**Task prompt**
In the excerpt on Trubisky's development, reproduce word for word the passage from "In figure skating" to "young quarterback’s development.".

**Document excerpt**
* start *

More than any of that, however, is Trubisky himself, the real linchpin “weapon.” All of the offseason additions, beginning with coaching staff, projects to make only marginal more impact than Dowell Loggains, Josh Bellamy, Dontrelle Inman and Kendall Wright if Trubisky himself is not much, much better than he was last season.

In three primary areas.

In figure skating and diving, the obligatory must-do’s were called “compulsories” – basic skills at which competitors were required to demonstrate proficiency. For Trubisky, improvements in three specific compulsories are the keys to this young quarterback’s development.

Trubisky is in his own molten state, still a raw, largely unknown with fewer NFL starts (12) than all but four projected starting quarterbacks (Jimmy Garoppolo, Pat Mahomes, AJ McCarron, Deshaun Watson) for 2018, but the poorest record (4-8) of any other anticipated starter, those four included. “Work in progress” is an understatement.

The Trubisky “installation” is in fact massive. Beyond the specifics of scheme, RPO’s and all the rest, Trubisky will go to training camp with precious little shared game experience with virtually any of his chief so-called weapons. Trey Burton, Taylor Gabriel and Allen Robinson weren’t Bears last year. Kevin White worked chiefly with Mike Glennon and the No. 1 offense while Trubisky was primarily with the 2’s. Anthony Miller was in Memphis.

But the Trubisky developmental group – coach Matt Nagy, coordinator Mark Helfrich, quarterbacks coach Dave Ragone, backup Chase Daniel – has three chief points of attention with what was drafted to be the foundation of the franchise:

Rediscover accuracy

For all of the positives coming out of his abbreviated rookie season, Trubisky completed just 59.4 percent of his passes – not good enough for an offense based in significant part on ball control with the pass. Substandard receivers account for some of the accuracy issues for a quarterback who completed 68 percent in his one year as a college starter. But Mike Glennon completed two-thirds (66.4 percent) of his throws in his four games throwing to largely the same group.

More to a larger point, the Bears were 2-4 when Trubisky completed less than 60 percent of his throws. His completion rate is nothing short of pivotal in keeping possessions sets of downs and entire possessions on schedule, converting third downs and resting his defense.

Nagy dialed back the offense at one point during OTA’s, Trubisky played faster “and you saw completions out there,” Nagy said, “and that's what it's all about.”

Only the Carolina Panthers reached the playoffs with a quarterback (Cam Newton) completing less than 60 percent of his passes. Slightly better statistically, Philadelphia quarterback Carson Wentz (60.2) was leading the MVP discussion before a season-ending knee injury, and Blake Bortles (60.2) had Jacksonville a fourth-quarter away from the Super Bowl. But the Eagles and Jaguars were top-five in both scoring offense and scoring defense. And Nick Foles got the Eagles to a Lombardi Trophy completing 72.6 percent in the postseason filling in for Wentz.

* end *

(Element box records)
* start *

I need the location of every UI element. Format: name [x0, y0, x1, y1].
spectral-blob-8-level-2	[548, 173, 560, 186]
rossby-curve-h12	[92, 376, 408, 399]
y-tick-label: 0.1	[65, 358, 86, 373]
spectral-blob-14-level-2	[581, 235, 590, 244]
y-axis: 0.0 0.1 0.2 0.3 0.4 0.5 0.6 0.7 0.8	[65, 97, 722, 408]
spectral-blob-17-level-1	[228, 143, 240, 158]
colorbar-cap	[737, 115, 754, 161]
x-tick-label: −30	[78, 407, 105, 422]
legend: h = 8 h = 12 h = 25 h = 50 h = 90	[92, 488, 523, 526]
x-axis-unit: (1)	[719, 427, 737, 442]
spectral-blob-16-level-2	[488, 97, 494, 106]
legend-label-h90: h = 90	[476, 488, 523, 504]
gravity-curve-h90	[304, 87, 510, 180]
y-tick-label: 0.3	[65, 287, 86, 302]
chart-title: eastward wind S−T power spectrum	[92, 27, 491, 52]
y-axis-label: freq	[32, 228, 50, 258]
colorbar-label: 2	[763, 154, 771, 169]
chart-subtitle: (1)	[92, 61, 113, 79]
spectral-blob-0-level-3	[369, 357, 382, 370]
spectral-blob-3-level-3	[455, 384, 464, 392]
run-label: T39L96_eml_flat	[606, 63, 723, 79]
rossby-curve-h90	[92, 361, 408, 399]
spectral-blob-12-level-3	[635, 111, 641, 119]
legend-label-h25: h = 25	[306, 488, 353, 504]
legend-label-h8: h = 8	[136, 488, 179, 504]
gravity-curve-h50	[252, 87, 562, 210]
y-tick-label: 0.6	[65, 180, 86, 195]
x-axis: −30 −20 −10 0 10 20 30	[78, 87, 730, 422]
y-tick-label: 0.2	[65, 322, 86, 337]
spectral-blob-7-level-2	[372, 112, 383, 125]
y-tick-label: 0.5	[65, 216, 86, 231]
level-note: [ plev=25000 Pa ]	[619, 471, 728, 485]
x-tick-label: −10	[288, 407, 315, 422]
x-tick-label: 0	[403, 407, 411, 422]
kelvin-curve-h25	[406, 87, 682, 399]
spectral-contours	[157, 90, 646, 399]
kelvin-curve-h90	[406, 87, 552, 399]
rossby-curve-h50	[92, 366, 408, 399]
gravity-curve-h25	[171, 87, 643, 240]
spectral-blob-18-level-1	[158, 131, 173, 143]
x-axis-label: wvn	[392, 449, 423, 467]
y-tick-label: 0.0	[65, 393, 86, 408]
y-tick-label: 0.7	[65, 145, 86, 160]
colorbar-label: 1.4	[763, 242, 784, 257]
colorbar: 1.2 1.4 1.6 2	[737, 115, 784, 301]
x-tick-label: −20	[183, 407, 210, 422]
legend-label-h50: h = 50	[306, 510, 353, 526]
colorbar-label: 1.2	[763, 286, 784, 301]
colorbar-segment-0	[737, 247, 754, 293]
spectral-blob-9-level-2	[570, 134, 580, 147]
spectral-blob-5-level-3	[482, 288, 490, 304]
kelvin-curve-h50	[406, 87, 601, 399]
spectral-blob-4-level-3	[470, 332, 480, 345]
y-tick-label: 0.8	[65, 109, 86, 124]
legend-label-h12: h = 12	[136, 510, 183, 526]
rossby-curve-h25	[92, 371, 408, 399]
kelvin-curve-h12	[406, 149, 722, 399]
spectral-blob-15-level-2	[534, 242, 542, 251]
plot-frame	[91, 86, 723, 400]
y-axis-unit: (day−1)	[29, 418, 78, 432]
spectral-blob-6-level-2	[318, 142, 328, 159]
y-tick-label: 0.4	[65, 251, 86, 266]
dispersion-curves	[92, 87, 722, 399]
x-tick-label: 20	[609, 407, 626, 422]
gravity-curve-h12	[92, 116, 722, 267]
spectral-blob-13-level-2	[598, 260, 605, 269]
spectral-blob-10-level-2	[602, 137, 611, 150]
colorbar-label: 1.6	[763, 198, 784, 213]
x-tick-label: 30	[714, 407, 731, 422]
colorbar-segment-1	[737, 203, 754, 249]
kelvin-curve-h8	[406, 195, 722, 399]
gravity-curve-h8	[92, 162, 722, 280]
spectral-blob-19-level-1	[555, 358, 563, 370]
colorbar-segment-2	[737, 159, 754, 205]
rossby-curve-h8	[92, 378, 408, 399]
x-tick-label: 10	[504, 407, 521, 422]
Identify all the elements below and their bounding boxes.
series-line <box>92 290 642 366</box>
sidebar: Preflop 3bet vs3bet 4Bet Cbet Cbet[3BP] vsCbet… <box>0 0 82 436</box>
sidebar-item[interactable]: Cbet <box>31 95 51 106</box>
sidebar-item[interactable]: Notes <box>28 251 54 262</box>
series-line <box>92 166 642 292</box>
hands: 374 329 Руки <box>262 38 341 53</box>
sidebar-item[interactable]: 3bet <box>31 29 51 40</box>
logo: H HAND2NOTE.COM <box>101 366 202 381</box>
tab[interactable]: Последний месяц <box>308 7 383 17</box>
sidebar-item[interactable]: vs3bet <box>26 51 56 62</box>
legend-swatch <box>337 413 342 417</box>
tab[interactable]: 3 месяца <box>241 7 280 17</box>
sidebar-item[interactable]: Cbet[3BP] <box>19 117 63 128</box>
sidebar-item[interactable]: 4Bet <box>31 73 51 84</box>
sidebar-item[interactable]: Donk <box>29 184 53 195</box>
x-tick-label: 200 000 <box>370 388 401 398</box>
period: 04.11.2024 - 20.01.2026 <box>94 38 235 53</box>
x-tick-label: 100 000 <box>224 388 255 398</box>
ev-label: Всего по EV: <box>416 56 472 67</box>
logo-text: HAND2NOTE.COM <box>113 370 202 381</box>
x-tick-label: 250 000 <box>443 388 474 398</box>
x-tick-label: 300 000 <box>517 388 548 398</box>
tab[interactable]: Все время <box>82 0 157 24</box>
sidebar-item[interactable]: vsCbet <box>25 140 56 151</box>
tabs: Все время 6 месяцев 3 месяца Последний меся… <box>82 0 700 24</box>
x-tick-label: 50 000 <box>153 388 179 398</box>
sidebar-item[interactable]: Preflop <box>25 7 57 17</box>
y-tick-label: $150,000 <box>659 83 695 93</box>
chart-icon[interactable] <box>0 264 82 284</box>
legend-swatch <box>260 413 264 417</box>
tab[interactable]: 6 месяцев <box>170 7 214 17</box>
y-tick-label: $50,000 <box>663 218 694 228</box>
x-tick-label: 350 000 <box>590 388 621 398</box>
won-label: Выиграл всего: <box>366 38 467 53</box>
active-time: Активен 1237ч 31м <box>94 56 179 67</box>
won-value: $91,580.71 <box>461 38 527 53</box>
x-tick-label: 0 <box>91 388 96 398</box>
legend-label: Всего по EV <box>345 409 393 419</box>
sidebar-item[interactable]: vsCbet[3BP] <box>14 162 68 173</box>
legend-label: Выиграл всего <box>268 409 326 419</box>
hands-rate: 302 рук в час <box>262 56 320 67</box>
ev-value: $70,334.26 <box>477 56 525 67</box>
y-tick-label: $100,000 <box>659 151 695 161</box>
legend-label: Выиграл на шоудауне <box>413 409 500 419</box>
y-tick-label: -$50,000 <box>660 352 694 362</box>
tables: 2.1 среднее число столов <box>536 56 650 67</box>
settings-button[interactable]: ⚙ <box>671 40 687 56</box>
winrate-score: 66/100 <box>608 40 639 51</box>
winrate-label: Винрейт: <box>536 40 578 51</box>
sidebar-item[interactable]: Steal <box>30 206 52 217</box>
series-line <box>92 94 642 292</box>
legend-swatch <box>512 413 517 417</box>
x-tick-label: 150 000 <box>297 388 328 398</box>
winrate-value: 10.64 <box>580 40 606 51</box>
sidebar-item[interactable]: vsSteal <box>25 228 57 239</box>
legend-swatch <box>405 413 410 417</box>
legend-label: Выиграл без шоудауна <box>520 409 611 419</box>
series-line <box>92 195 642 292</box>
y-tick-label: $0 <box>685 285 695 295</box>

* end *

**Exercise solution**
In figure skating and diving, the obligatory must-do’s were called “compulsories” – basic skills at which competitors were required to demonstrate proficiency. For Trubisky, improvements in three specific compulsories are the keys to this young quarterback’s development.